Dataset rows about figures
-=-=-
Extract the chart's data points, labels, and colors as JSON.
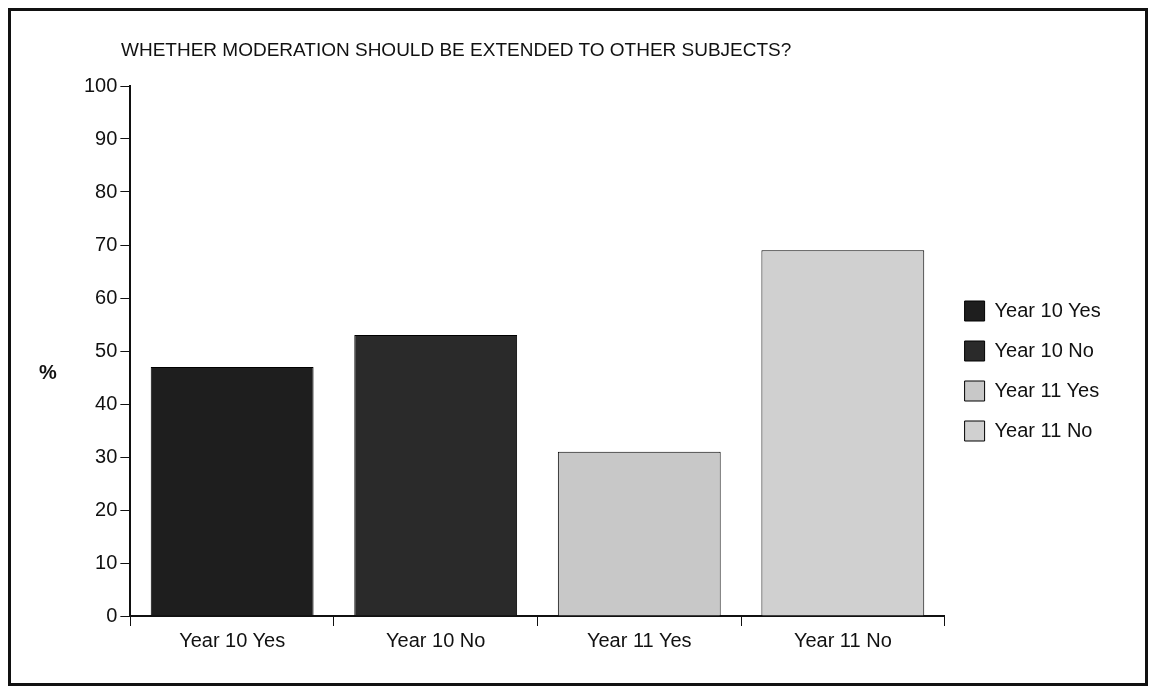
{
  "chart_data": {
    "type": "bar",
    "title": "WHETHER MODERATION SHOULD BE EXTENDED TO OTHER SUBJECTS?",
    "ylabel": "%",
    "categories": [
      "Year 10 Yes",
      "Year 10 No",
      "Year 11 Yes",
      "Year 11 No"
    ],
    "series": [
      {
        "name": "Year 10 Yes",
        "color": "#1e1e1e",
        "values": [
          47,
          null,
          null,
          null
        ]
      },
      {
        "name": "Year 10 No",
        "color": "#2a2a2a",
        "values": [
          null,
          53,
          null,
          null
        ]
      },
      {
        "name": "Year 11 Yes",
        "color": "#c8c8c8",
        "values": [
          null,
          null,
          31,
          null
        ]
      },
      {
        "name": "Year 11 No",
        "color": "#d0d0d0",
        "values": [
          null,
          null,
          null,
          69
        ]
      }
    ],
    "ylim": [
      0,
      100
    ],
    "yticks": [
      0,
      10,
      20,
      30,
      40,
      50,
      60,
      70,
      80,
      90,
      100
    ],
    "grid": false,
    "legend": "right"
  }
}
-=-=-
## REQUEST
With the pictures omitted, reproduce the records in full and exactly.

## SOLUTION TO THIS TASK
Extract the chart's data points, labels, and colors as JSON.
{
  "chart_data": {
    "type": "bar",
    "title": "WHETHER MODERATION SHOULD BE EXTENDED TO OTHER SUBJECTS?",
    "ylabel": "%",
    "categories": [
      "Year 10 Yes",
      "Year 10 No",
      "Year 11 Yes",
      "Year 11 No"
    ],
    "series": [
      {
        "name": "Year 10 Yes",
        "color": "#1e1e1e",
        "values": [
          47,
          null,
          null,
          null
        ]
      },
      {
        "name": "Year 10 No",
        "color": "#2a2a2a",
        "values": [
          null,
          53,
          null,
          null
        ]
      },
      {
        "name": "Year 11 Yes",
        "color": "#c8c8c8",
        "values": [
          null,
          null,
          31,
          null
        ]
      },
      {
        "name": "Year 11 No",
        "color": "#d0d0d0",
        "values": [
          null,
          null,
          null,
          69
        ]
      }
    ],
    "ylim": [
      0,
      100
    ],
    "yticks": [
      0,
      10,
      20,
      30,
      40,
      50,
      60,
      70,
      80,
      90,
      100
    ],
    "grid": false,
    "legend": "right"
  }
}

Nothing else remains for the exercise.